═══ SOURCE EXCERPT

Boom and bust in San Francisco
, a veteran trade unionist and San Francisco Labor Council delegate, reports on the fight against evictions and gentrification in San Francisco.
SEVERAL HUNDRED fair housing and "stop evictions" advocates marched all through San Francisco's historic working-class Mission neighborhood for several hours on Saturday, October 4.
Pounding drum beats from youthful musicians sporting "Basta Ya!" T-shirts sounded the alarm that there is an epidemic of evictions and dramatic shortages of affordable housing that has accelerated the exodus of low and middle-income families from this great city.
We have heard the story before, and it is being retold in many other places across the country, but its repetition in this era of conspicuous consumption does not make it any less compelling.
The surge in housing prices is going "through the roof," city supervisor Scott Weiner said only two years ago. The average rent for a studio apartment then was pegged at $2,126, a steep increase of 22 percent since 2008.
Remarkably, that does not even rank San Francisco at the top of the list. That dubious distinction belongs to Hong Kong and Vancouver in Canada, though some would argue New York has bragging rights as well.
But don't be too hasty to count out San Francisco for the top spot. With the greatest concentration of wealth anywhere in the nation, housing prices have gotten worse over the last two years.
For example, even the New York Times reporter seemed aghast when reporting this year that a Glen Park middle-class-neighborhood, fixer-upper with linoleum floors and an Eisenhower-era kitchen sold for $1.425 million--$530,000 over the asking price--and all in less than two weeks.
The reporter barely concealed his shock that "not a single home on the market is within reach of the average school teacher" and only one house was available for those making $80,000 a year. And this with 23 percent of residents living below the poverty line.
CLEARLY, WALL Street investors have targeted housing as a major profit source, with Silicon Valley and other global entrepreneurs ready to pay just about any price, and often with cash at the ready. Here's how it works.

══════
═══ GIVEN RECORDS

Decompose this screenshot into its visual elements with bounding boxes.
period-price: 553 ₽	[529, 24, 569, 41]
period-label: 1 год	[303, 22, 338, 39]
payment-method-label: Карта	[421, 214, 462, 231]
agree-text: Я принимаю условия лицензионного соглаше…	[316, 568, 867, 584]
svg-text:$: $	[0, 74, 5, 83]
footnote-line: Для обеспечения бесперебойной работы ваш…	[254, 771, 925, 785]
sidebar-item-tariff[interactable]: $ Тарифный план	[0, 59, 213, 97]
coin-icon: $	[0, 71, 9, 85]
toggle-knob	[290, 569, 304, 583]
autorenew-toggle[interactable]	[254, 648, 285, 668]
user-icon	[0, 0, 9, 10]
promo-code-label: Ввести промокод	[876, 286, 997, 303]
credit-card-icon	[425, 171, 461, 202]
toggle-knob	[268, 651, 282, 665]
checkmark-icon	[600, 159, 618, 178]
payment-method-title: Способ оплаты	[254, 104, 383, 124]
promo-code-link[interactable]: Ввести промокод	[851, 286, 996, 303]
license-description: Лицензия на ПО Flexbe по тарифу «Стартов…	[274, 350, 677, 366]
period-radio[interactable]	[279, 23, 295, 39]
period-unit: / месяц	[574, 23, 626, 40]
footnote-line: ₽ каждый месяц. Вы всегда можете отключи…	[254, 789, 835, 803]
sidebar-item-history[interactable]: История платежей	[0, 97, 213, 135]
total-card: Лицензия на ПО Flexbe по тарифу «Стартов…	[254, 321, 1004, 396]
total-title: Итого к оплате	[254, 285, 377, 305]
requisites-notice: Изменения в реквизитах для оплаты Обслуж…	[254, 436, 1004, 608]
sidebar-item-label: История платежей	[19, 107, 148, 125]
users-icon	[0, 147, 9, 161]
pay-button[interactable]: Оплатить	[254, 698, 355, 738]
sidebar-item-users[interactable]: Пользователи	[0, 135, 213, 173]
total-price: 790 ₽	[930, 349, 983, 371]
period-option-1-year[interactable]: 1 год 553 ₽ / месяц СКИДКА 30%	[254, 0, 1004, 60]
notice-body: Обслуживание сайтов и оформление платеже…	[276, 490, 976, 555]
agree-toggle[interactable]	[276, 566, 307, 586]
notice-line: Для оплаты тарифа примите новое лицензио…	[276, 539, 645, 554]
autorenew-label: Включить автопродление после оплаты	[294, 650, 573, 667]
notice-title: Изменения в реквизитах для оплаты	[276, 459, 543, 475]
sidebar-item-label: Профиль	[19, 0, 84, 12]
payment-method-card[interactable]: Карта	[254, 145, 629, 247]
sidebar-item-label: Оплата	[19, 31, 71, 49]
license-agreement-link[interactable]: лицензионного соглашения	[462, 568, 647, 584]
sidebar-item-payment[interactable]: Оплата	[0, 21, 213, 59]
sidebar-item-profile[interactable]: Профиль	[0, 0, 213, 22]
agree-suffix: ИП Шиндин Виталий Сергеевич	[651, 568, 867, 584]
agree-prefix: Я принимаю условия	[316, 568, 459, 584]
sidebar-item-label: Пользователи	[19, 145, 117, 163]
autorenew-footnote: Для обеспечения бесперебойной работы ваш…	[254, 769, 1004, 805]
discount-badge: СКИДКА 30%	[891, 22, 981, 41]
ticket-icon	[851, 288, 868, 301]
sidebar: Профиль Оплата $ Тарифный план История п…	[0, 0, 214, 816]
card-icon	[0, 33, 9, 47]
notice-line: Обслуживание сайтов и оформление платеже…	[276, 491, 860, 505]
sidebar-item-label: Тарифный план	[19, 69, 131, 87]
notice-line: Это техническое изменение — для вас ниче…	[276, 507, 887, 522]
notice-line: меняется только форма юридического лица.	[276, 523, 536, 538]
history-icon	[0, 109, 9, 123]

══════

[GOAL OF THE EXERCISE] In the article on evictions in San Francisco, how much over the asking price did the Glen Park fixer-upper sell for? These records come from a different source than the text.

[RESPONSE] $530,000 over the asking price.